** Dataset extract **
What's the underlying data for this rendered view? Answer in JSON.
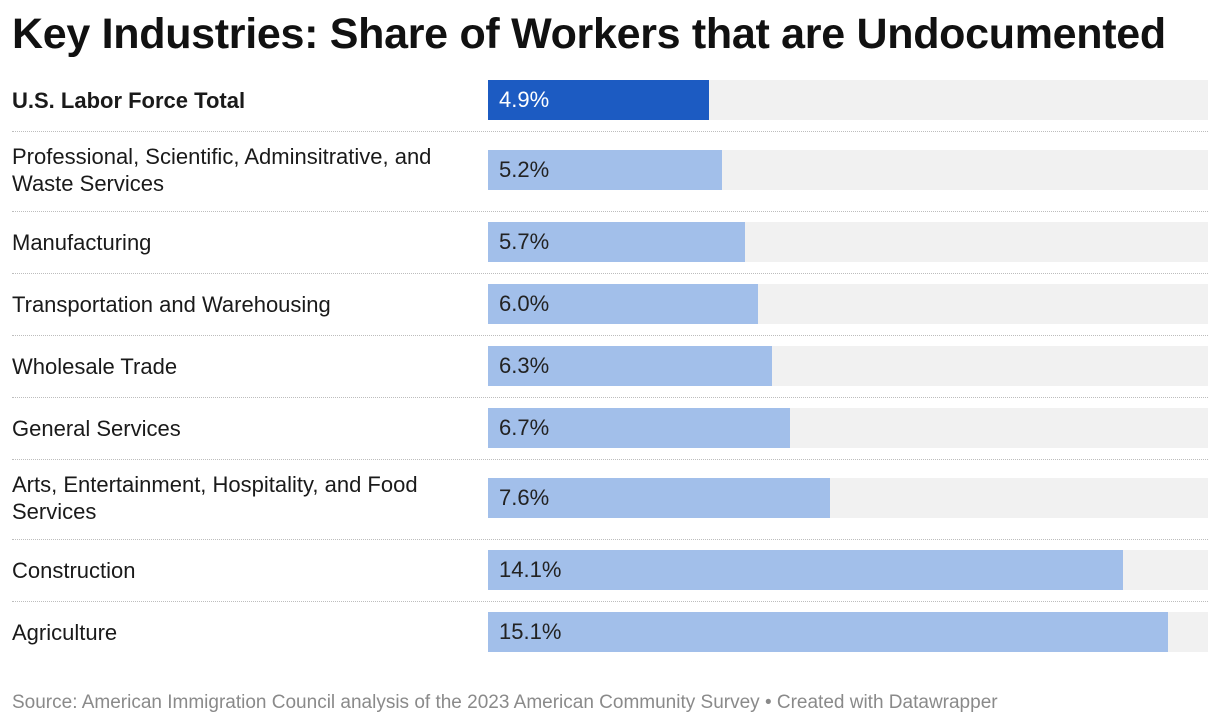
{
  "chart_data": {
    "type": "bar",
    "orientation": "horizontal",
    "title": "Key Industries: Share of Workers that are Undocumented",
    "categories": [
      "U.S. Labor Force Total",
      "Professional, Scientific, Adminsitrative, and Waste Services",
      "Manufacturing",
      "Transportation and Warehousing",
      "Wholesale Trade",
      "General Services",
      "Arts, Entertainment, Hospitality, and Food Services",
      "Construction",
      "Agriculture"
    ],
    "values": [
      4.9,
      5.2,
      5.7,
      6.0,
      6.3,
      6.7,
      7.6,
      14.1,
      15.1
    ],
    "value_labels": [
      "4.9%",
      "5.2%",
      "5.7%",
      "6.0%",
      "6.3%",
      "6.7%",
      "7.6%",
      "14.1%",
      "15.1%"
    ],
    "highlighted_category": "U.S. Labor Force Total",
    "xlim": [
      0,
      16
    ],
    "xlabel": "",
    "ylabel": "",
    "grid": false,
    "colors": {
      "highlight": "#1c5bc2",
      "bar": "#a2bfea",
      "track": "#f1f1f1"
    }
  },
  "footer": {
    "source": "Source: American Immigration Council analysis of the 2023 American Community Survey • Created with Datawrapper"
  }
}
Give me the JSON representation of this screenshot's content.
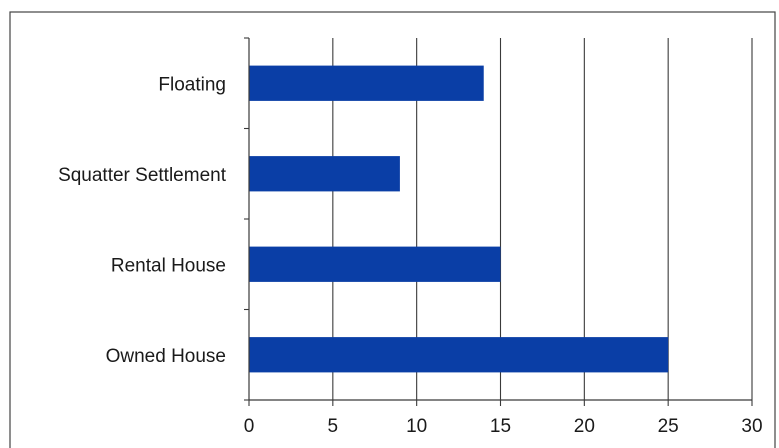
{
  "chart_data": {
    "type": "bar",
    "orientation": "horizontal",
    "title": "",
    "xlabel": "",
    "ylabel": "",
    "categories": [
      "Floating",
      "Squatter Settlement",
      "Rental House",
      "Owned House"
    ],
    "values": [
      14,
      9,
      15,
      25
    ],
    "xlim": [
      0,
      30
    ],
    "xticks": [
      0,
      5,
      10,
      15,
      20,
      25,
      30
    ],
    "grid": "vertical",
    "legend": "none",
    "bar_color": "#0a3ea6"
  }
}
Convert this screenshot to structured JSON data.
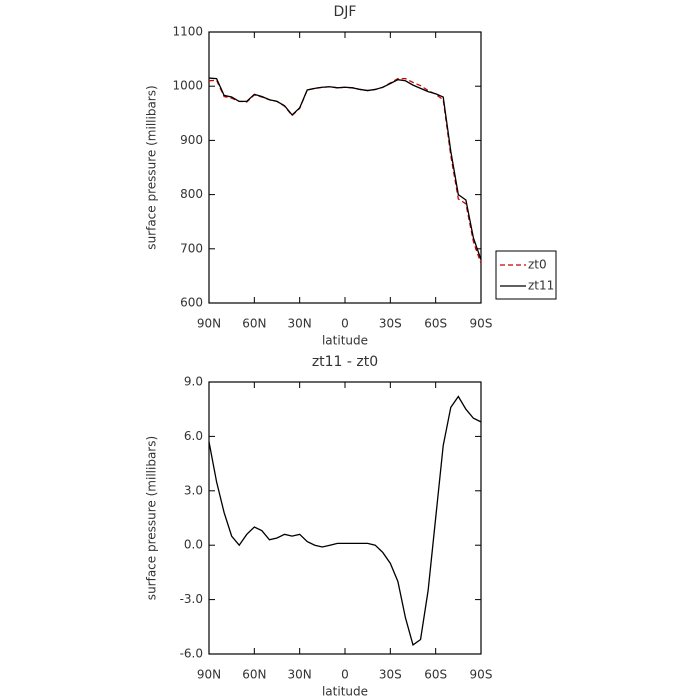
{
  "chart_data": [
    {
      "type": "line",
      "title": "DJF",
      "xlabel": "latitude",
      "ylabel": "surface pressure (millibars)",
      "x": [
        90,
        85,
        80,
        75,
        70,
        65,
        60,
        55,
        50,
        45,
        40,
        35,
        30,
        25,
        20,
        15,
        10,
        5,
        0,
        -5,
        -10,
        -15,
        -20,
        -25,
        -30,
        -35,
        -40,
        -45,
        -50,
        -55,
        -60,
        -65,
        -70,
        -75,
        -80,
        -85,
        -90
      ],
      "series": [
        {
          "name": "zt0",
          "color": "#cc0000",
          "line_style": "dashed",
          "values": [
            1010,
            1011,
            981,
            978,
            972,
            971,
            984,
            980,
            975,
            972,
            963,
            946,
            959,
            993,
            996,
            998,
            999,
            997,
            998,
            997,
            994,
            992,
            994,
            998,
            1006,
            1014,
            1014,
            1007,
            1001,
            992,
            985,
            975,
            872,
            792,
            783,
            713,
            673
          ]
        },
        {
          "name": "zt11",
          "color": "#000000",
          "line_style": "solid",
          "values": [
            1015,
            1014,
            983,
            980,
            972,
            972,
            985,
            981,
            975,
            972,
            964,
            947,
            960,
            993,
            996,
            998,
            999,
            997,
            998,
            997,
            994,
            992,
            994,
            998,
            1005,
            1012,
            1010,
            1002,
            996,
            990,
            986,
            980,
            880,
            800,
            790,
            720,
            680
          ]
        }
      ],
      "xlim": [
        90,
        -90
      ],
      "xticks": [
        {
          "value": 90,
          "label": "90N"
        },
        {
          "value": 60,
          "label": "60N"
        },
        {
          "value": 30,
          "label": "30N"
        },
        0,
        {
          "value": -30,
          "label": "30S"
        },
        {
          "value": -60,
          "label": "60S"
        },
        {
          "value": -90,
          "label": "90S"
        }
      ],
      "ylim": [
        600,
        1100
      ],
      "yticks": [
        600,
        700,
        800,
        900,
        1000,
        1100
      ],
      "legend": "right"
    },
    {
      "type": "line",
      "title": "zt11 - zt0",
      "xlabel": "latitude",
      "ylabel": "surface pressure (millibars)",
      "x": [
        90,
        85,
        80,
        75,
        70,
        65,
        60,
        55,
        50,
        45,
        40,
        35,
        30,
        25,
        20,
        15,
        10,
        5,
        0,
        -5,
        -10,
        -15,
        -20,
        -25,
        -30,
        -35,
        -40,
        -45,
        -50,
        -55,
        -60,
        -65,
        -70,
        -75,
        -80,
        -85,
        -90
      ],
      "values": [
        5.7,
        3.5,
        1.8,
        0.5,
        0.0,
        0.6,
        1.0,
        0.8,
        0.3,
        0.4,
        0.6,
        0.5,
        0.6,
        0.2,
        0.0,
        -0.1,
        0.0,
        0.1,
        0.1,
        0.1,
        0.1,
        0.1,
        0.0,
        -0.4,
        -1.0,
        -2.0,
        -4.0,
        -5.5,
        -5.2,
        -2.5,
        1.5,
        5.5,
        7.6,
        8.2,
        7.5,
        7.0,
        6.8
      ],
      "color": "#000000",
      "xlim": [
        90,
        -90
      ],
      "xticks": [
        {
          "value": 90,
          "label": "90N"
        },
        {
          "value": 60,
          "label": "60N"
        },
        {
          "value": 30,
          "label": "30N"
        },
        0,
        {
          "value": -30,
          "label": "30S"
        },
        {
          "value": -60,
          "label": "60S"
        },
        {
          "value": -90,
          "label": "90S"
        }
      ],
      "ylim": [
        -6,
        9
      ],
      "yticks": [
        {
          "value": -6,
          "label": "-6.0"
        },
        {
          "value": -3,
          "label": "-3.0"
        },
        {
          "value": 0,
          "label": "0.0"
        },
        {
          "value": 3,
          "label": "3.0"
        },
        {
          "value": 6,
          "label": "6.0"
        },
        {
          "value": 9,
          "label": "9.0"
        }
      ]
    }
  ]
}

** Problem to work on **
Copy out the records above in full, exactly as written, but not the pictures.

** Response to the task **
What's the underlying data for this rendered view? Answer in JSON.
{
  "chart_data": {
    "type": "bar",
    "orientation": "horizontal",
    "title": "Key Industries: Share of Workers that are Undocumented",
    "categories": [
      "U.S. Labor Force Total",
      "Professional, Scientific, Adminsitrative, and Waste Services",
      "Manufacturing",
      "Transportation and Warehousing",
      "Wholesale Trade",
      "General Services",
      "Arts, Entertainment, Hospitality, and Food Services",
      "Construction",
      "Agriculture"
    ],
    "values": [
      4.9,
      5.2,
      5.7,
      6.0,
      6.3,
      6.7,
      7.6,
      14.1,
      15.1
    ],
    "value_labels": [
      "4.9%",
      "5.2%",
      "5.7%",
      "6.0%",
      "6.3%",
      "6.7%",
      "7.6%",
      "14.1%",
      "15.1%"
    ],
    "highlighted_category": "U.S. Labor Force Total",
    "xlim": [
      0,
      16
    ],
    "xlabel": "",
    "ylabel": "",
    "grid": false,
    "colors": {
      "highlight": "#1c5bc2",
      "bar": "#a2bfea",
      "track": "#f1f1f1"
    }
  },
  "footer": {
    "source": "Source: American Immigration Council analysis of the 2023 American Community Survey • Created with Datawrapper"
  }
}
Give me the JSON representation of this screenshot's content.
{
  "chart_data": {
    "type": "bar",
    "orientation": "horizontal",
    "title": "",
    "xlabel": "",
    "ylabel": "",
    "categories": [
      "Floating",
      "Squatter Settlement",
      "Rental House",
      "Owned House"
    ],
    "values": [
      14,
      9,
      15,
      25
    ],
    "xlim": [
      0,
      30
    ],
    "xticks": [
      0,
      5,
      10,
      15,
      20,
      25,
      30
    ],
    "grid": "vertical",
    "legend": "none",
    "bar_color": "#0a3ea6"
  }
}
Convert this screenshot to structured JSON data.
{
  "chart_data": [
    {
      "type": "line",
      "title": "DJF",
      "xlabel": "latitude",
      "ylabel": "surface pressure (millibars)",
      "x": [
        90,
        85,
        80,
        75,
        70,
        65,
        60,
        55,
        50,
        45,
        40,
        35,
        30,
        25,
        20,
        15,
        10,
        5,
        0,
        -5,
        -10,
        -15,
        -20,
        -25,
        -30,
        -35,
        -40,
        -45,
        -50,
        -55,
        -60,
        -65,
        -70,
        -75,
        -80,
        -85,
        -90
      ],
      "series": [
        {
          "name": "zt0",
          "color": "#cc0000",
          "line_style": "dashed",
          "values": [
            1010,
            1011,
            981,
            978,
            972,
            971,
            984,
            980,
            975,
            972,
            963,
            946,
            959,
            993,
            996,
            998,
            999,
            997,
            998,
            997,
            994,
            992,
            994,
            998,
            1006,
            1014,
            1014,
            1007,
            1001,
            992,
            985,
            975,
            872,
            792,
            783,
            713,
            673
          ]
        },
        {
          "name": "zt11",
          "color": "#000000",
          "line_style": "solid",
          "values": [
            1015,
            1014,
            983,
            980,
            972,
            972,
            985,
            981,
            975,
            972,
            964,
            947,
            960,
            993,
            996,
            998,
            999,
            997,
            998,
            997,
            994,
            992,
            994,
            998,
            1005,
            1012,
            1010,
            1002,
            996,
            990,
            986,
            980,
            880,
            800,
            790,
            720,
            680
          ]
        }
      ],
      "xlim": [
        90,
        -90
      ],
      "xticks": [
        {
          "value": 90,
          "label": "90N"
        },
        {
          "value": 60,
          "label": "60N"
        },
        {
          "value": 30,
          "label": "30N"
        },
        0,
        {
          "value": -30,
          "label": "30S"
        },
        {
          "value": -60,
          "label": "60S"
        },
        {
          "value": -90,
          "label": "90S"
        }
      ],
      "ylim": [
        600,
        1100
      ],
      "yticks": [
        600,
        700,
        800,
        900,
        1000,
        1100
      ],
      "legend": "right"
    },
    {
      "type": "line",
      "title": "zt11 - zt0",
      "xlabel": "latitude",
      "ylabel": "surface pressure (millibars)",
      "x": [
        90,
        85,
        80,
        75,
        70,
        65,
        60,
        55,
        50,
        45,
        40,
        35,
        30,
        25,
        20,
        15,
        10,
        5,
        0,
        -5,
        -10,
        -15,
        -20,
        -25,
        -30,
        -35,
        -40,
        -45,
        -50,
        -55,
        -60,
        -65,
        -70,
        -75,
        -80,
        -85,
        -90
      ],
      "values": [
        5.7,
        3.5,
        1.8,
        0.5,
        0.0,
        0.6,
        1.0,
        0.8,
        0.3,
        0.4,
        0.6,
        0.5,
        0.6,
        0.2,
        0.0,
        -0.1,
        0.0,
        0.1,
        0.1,
        0.1,
        0.1,
        0.1,
        0.0,
        -0.4,
        -1.0,
        -2.0,
        -4.0,
        -5.5,
        -5.2,
        -2.5,
        1.5,
        5.5,
        7.6,
        8.2,
        7.5,
        7.0,
        6.8
      ],
      "color": "#000000",
      "xlim": [
        90,
        -90
      ],
      "xticks": [
        {
          "value": 90,
          "label": "90N"
        },
        {
          "value": 60,
          "label": "60N"
        },
        {
          "value": 30,
          "label": "30N"
        },
        0,
        {
          "value": -30,
          "label": "30S"
        },
        {
          "value": -60,
          "label": "60S"
        },
        {
          "value": -90,
          "label": "90S"
        }
      ],
      "ylim": [
        -6,
        9
      ],
      "yticks": [
        {
          "value": -6,
          "label": "-6.0"
        },
        {
          "value": -3,
          "label": "-3.0"
        },
        {
          "value": 0,
          "label": "0.0"
        },
        {
          "value": 3,
          "label": "3.0"
        },
        {
          "value": 6,
          "label": "6.0"
        },
        {
          "value": 9,
          "label": "9.0"
        }
      ]
    }
  ]
}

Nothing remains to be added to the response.